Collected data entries
▼

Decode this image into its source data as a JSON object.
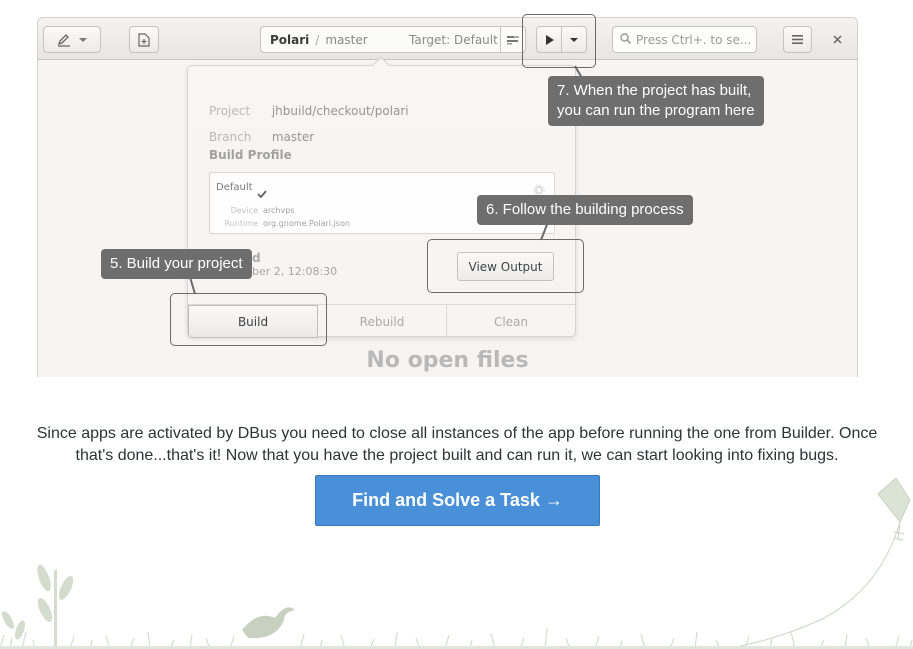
{
  "window": {
    "omnibar": {
      "project": "Polari",
      "separator": "/",
      "branch": "master",
      "target": "Target: Default"
    },
    "search_placeholder": "Press Ctrl+. to se..."
  },
  "popover": {
    "project_label": "Project",
    "project_value": "jhbuild/checkout/polari",
    "branch_label": "Branch",
    "branch_value": "master",
    "build_profile_title": "Build Profile",
    "profile": {
      "name": "Default",
      "device_label": "Device",
      "device_value": "archvps",
      "runtime_label": "Runtime",
      "runtime_value": "org.gnome.Polari.json"
    },
    "last_build_title": "d",
    "last_build_time": "ber 2, 12:08:30",
    "view_output_label": "View Output",
    "actions": [
      "Build",
      "Rebuild",
      "Clean"
    ]
  },
  "no_files_text": "No open files",
  "callouts": {
    "step5": "5. Build your project",
    "step6": "6. Follow the building process",
    "step7_line1": "7. When the project has built,",
    "step7_line2": "you can run the program here"
  },
  "intro": {
    "line1": "Since apps are activated by DBus you need to close all instances of the app before running the one from Builder. Once",
    "line2": "that's done...that's it! Now that you have the project built and can run it, we can start looking into fixing bugs."
  },
  "cta_label": "Find and Solve a Task →",
  "colors": {
    "accent": "#4a90d9",
    "callout": "#6e6e6e",
    "decor": "#c9d2c0"
  },
  "icons": [
    "pencil-icon",
    "chevron-down-icon",
    "new-document-icon",
    "build-log-icon",
    "play-icon",
    "search-icon",
    "menu-icon",
    "close-icon",
    "checkmark-icon",
    "gear-icon"
  ]
}
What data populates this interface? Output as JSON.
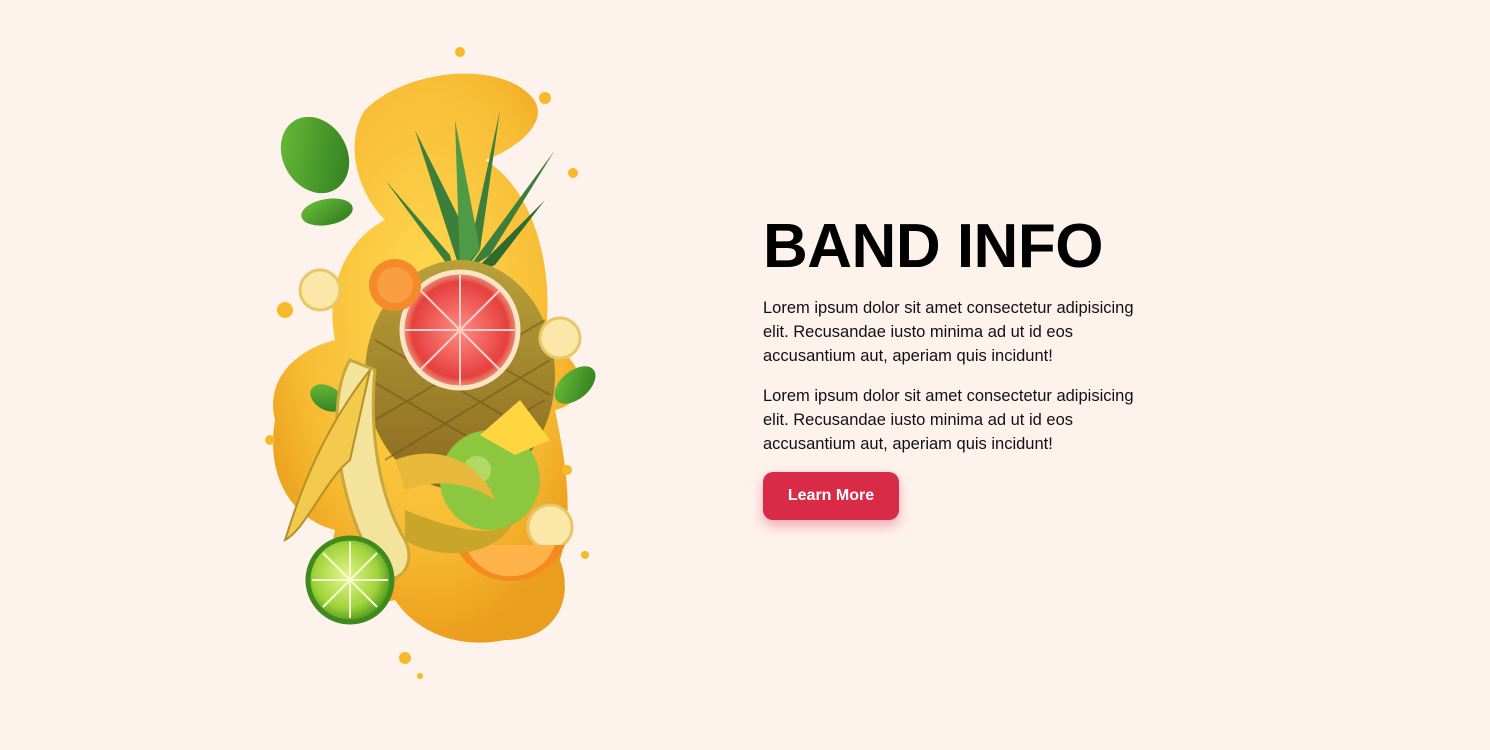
{
  "hero": {
    "illustration_icon": "fruit-splash-illustration"
  },
  "content": {
    "title": "BAND INFO",
    "paragraphs": [
      "Lorem ipsum dolor sit amet consectetur adipisicing elit. Recusandae iusto minima ad ut id eos accusantium aut, aperiam quis incidunt!",
      "Lorem ipsum dolor sit amet consectetur adipisicing elit. Recusandae iusto minima ad ut id eos accusantium aut, aperiam quis incidunt!"
    ],
    "button_label": "Learn More"
  },
  "colors": {
    "background": "#fef2ec",
    "button": "#d92a48",
    "juice": "#f7b82a",
    "leaf": "#3f8f2a"
  }
}
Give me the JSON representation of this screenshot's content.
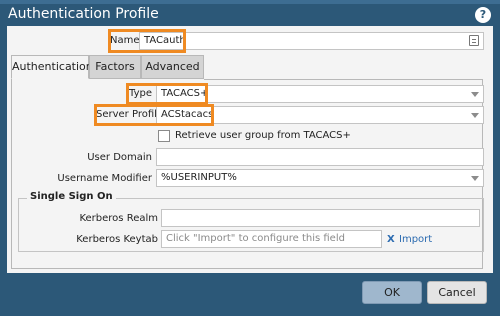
{
  "dialog": {
    "title": "Authentication Profile",
    "help_symbol": "?"
  },
  "name_field": {
    "label": "Name",
    "value": "TACauth"
  },
  "tabs": [
    {
      "label": "Authentication",
      "active": true
    },
    {
      "label": "Factors",
      "active": false
    },
    {
      "label": "Advanced",
      "active": false
    }
  ],
  "auth": {
    "type": {
      "label": "Type",
      "value": "TACACS+"
    },
    "server_profile": {
      "label": "Server Profile",
      "value": "ACStacacs"
    },
    "retrieve_group": {
      "label": "Retrieve user group from TACACS+",
      "checked": false
    },
    "user_domain": {
      "label": "User Domain",
      "value": ""
    },
    "username_modifier": {
      "label": "Username Modifier",
      "value": "%USERINPUT%"
    }
  },
  "sso": {
    "legend": "Single Sign On",
    "kerberos_realm": {
      "label": "Kerberos Realm",
      "value": ""
    },
    "kerberos_keytab": {
      "label": "Kerberos Keytab",
      "placeholder": "Click \"Import\" to configure this field",
      "clear_symbol": "X",
      "import_label": "Import"
    }
  },
  "buttons": {
    "ok": "OK",
    "cancel": "Cancel"
  },
  "colors": {
    "header": "#2c5878",
    "highlight": "#ef8a22",
    "link": "#2c6bb0"
  }
}
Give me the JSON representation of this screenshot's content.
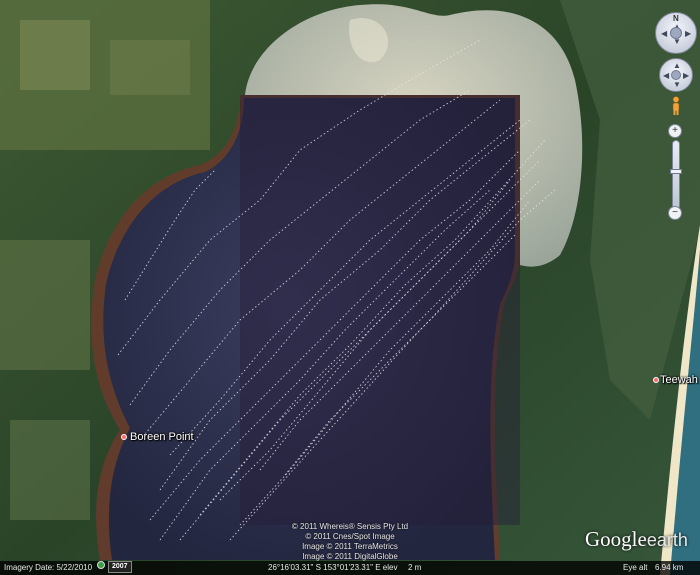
{
  "places": [
    {
      "id": "boreen-point",
      "label": "Boreen Point"
    },
    {
      "id": "teewah",
      "label": "Teewah"
    }
  ],
  "copyright_lines": [
    "© 2011 Whereis® Sensis Pty Ltd",
    "© 2011 Cnes/Spot Image",
    "Image © 2011 TerraMetrics",
    "Image © 2011 DigitalGlobe"
  ],
  "logo": {
    "brand": "Google",
    "product": "earth"
  },
  "status": {
    "imagery_date": "Imagery Date: 5/22/2010",
    "year": "2007",
    "coords": "26°16'03.31\" S 153°01'23.31\" E elev",
    "elev": "2 m",
    "eye_label": "Eye alt",
    "eye_value": "6.94 km"
  },
  "nav": {
    "north": "N",
    "zoom_in": "+",
    "zoom_out": "−",
    "zoom_level": 0.55
  },
  "colors": {
    "water": "#2d3150",
    "overlay": "#251d38",
    "sand": "#cfcdb7",
    "forest": "#2f4a2c",
    "track": "#e6e6ee",
    "beach": "#efe7c7",
    "ocean": "#2f6f7f",
    "marker": "#ff6a6a"
  }
}
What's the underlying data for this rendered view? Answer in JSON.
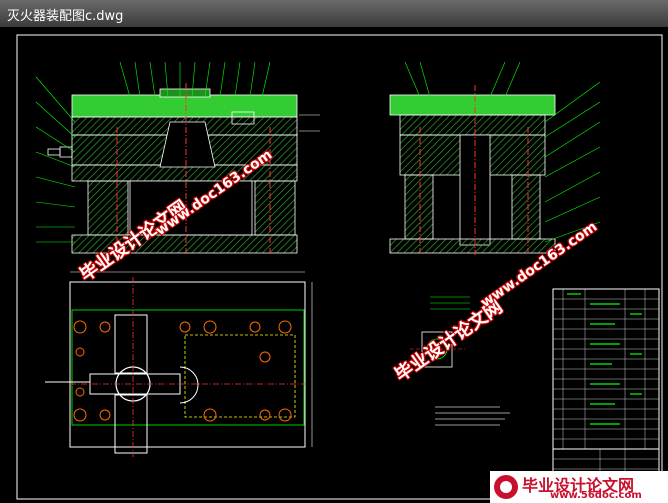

▲

| Written instruction |
Take every line from the records above that has the word "Authentication" and copy it.

| Exercise output |
    "title": "Authentication Profile",
      "label": "Authentication",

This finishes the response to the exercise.